● What the task asks
Calculate how many lines in the following records hold the word "desagregada", and report that number without comment.
== Raw records ==
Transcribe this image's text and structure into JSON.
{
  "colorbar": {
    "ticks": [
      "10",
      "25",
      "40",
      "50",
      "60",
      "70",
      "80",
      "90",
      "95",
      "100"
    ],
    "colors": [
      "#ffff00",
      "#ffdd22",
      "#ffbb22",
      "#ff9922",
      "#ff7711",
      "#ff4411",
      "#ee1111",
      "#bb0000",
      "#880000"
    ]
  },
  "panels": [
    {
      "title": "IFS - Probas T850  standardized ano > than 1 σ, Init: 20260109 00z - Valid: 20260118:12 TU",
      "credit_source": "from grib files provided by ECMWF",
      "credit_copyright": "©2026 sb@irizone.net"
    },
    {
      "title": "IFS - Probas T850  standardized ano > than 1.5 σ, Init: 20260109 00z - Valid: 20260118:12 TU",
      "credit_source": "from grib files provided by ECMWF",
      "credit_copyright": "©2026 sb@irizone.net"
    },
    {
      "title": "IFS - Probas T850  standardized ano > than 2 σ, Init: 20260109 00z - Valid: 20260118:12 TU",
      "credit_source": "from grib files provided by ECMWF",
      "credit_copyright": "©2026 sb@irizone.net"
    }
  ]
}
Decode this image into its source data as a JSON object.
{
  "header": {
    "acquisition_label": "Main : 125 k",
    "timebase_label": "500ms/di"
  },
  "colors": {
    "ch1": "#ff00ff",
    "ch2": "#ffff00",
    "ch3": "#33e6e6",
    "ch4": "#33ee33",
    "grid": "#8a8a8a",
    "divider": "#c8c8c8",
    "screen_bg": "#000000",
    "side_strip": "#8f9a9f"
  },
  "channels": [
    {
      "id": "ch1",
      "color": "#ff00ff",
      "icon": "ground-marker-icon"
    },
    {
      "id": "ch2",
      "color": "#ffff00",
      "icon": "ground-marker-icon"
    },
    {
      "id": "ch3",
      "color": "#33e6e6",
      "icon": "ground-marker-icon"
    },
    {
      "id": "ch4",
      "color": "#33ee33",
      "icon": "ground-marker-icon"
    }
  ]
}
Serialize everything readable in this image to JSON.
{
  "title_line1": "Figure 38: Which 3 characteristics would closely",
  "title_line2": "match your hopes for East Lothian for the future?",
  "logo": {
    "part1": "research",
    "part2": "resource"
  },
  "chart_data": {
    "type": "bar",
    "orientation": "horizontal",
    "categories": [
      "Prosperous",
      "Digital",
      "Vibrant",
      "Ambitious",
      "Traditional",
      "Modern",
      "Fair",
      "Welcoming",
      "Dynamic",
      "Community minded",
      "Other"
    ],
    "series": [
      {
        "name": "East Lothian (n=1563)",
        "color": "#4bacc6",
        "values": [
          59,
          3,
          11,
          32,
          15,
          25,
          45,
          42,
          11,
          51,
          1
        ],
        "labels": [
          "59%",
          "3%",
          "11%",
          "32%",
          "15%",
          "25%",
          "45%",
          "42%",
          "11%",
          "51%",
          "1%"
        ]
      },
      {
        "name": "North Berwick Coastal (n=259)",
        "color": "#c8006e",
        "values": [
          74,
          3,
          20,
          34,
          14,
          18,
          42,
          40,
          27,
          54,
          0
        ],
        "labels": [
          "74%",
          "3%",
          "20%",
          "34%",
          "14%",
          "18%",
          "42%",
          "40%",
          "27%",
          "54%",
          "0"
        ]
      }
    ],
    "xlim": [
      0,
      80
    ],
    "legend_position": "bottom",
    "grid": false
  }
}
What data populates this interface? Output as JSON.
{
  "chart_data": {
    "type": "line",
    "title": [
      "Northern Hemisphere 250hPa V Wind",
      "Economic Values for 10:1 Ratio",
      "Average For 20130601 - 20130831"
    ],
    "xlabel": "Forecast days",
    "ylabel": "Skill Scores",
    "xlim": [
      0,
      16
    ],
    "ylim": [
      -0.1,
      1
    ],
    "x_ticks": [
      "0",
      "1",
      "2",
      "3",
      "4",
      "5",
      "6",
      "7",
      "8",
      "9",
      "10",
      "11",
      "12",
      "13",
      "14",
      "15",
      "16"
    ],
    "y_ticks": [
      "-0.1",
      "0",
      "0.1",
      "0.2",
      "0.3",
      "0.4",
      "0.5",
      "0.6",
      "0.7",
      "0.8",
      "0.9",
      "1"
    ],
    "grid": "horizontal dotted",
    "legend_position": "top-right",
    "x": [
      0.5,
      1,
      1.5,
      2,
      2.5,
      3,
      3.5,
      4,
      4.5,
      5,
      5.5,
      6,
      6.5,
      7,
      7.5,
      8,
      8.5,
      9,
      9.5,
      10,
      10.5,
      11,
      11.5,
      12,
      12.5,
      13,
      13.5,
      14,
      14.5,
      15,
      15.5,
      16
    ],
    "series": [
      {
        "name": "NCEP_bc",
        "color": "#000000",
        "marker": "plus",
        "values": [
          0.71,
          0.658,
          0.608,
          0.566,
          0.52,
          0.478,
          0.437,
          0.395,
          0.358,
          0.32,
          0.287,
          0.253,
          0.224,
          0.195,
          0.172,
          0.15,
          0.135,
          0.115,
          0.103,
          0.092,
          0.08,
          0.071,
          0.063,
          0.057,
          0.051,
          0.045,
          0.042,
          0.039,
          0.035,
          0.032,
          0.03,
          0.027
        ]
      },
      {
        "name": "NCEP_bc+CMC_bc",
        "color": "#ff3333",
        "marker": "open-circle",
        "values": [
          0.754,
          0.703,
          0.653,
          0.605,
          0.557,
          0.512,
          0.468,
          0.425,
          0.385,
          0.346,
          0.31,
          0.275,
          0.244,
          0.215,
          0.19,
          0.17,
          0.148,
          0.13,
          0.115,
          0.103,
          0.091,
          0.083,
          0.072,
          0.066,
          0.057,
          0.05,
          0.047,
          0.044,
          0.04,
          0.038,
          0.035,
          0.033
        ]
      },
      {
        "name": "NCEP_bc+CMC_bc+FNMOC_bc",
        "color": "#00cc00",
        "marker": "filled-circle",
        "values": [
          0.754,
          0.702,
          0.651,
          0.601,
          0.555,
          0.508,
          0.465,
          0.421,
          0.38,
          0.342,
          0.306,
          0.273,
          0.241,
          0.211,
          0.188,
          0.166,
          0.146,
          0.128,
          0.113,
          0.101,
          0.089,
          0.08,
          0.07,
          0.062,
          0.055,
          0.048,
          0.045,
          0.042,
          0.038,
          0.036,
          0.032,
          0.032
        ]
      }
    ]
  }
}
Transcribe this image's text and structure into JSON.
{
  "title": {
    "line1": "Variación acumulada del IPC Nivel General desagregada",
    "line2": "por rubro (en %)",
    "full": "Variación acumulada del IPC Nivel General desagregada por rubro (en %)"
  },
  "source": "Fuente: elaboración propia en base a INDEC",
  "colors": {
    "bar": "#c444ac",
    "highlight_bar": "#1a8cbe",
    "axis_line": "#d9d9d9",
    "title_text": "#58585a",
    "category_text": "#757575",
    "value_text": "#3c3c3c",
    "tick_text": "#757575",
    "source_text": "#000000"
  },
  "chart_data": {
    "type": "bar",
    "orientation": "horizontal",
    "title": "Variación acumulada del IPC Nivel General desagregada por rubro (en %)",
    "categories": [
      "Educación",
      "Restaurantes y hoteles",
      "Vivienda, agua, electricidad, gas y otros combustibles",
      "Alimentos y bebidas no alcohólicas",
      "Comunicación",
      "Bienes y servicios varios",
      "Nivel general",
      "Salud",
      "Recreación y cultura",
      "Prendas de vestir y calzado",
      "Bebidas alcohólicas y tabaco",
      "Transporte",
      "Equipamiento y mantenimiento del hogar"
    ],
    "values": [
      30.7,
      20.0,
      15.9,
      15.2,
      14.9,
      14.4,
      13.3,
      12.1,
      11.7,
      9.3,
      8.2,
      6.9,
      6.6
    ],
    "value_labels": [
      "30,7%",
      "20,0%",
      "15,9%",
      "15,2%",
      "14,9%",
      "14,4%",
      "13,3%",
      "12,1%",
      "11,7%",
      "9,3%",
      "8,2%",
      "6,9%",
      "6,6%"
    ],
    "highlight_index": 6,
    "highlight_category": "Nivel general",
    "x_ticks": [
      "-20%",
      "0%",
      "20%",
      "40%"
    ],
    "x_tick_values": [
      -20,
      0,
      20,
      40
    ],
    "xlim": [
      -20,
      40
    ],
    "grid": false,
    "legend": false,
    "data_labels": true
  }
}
===
● Response to this task
3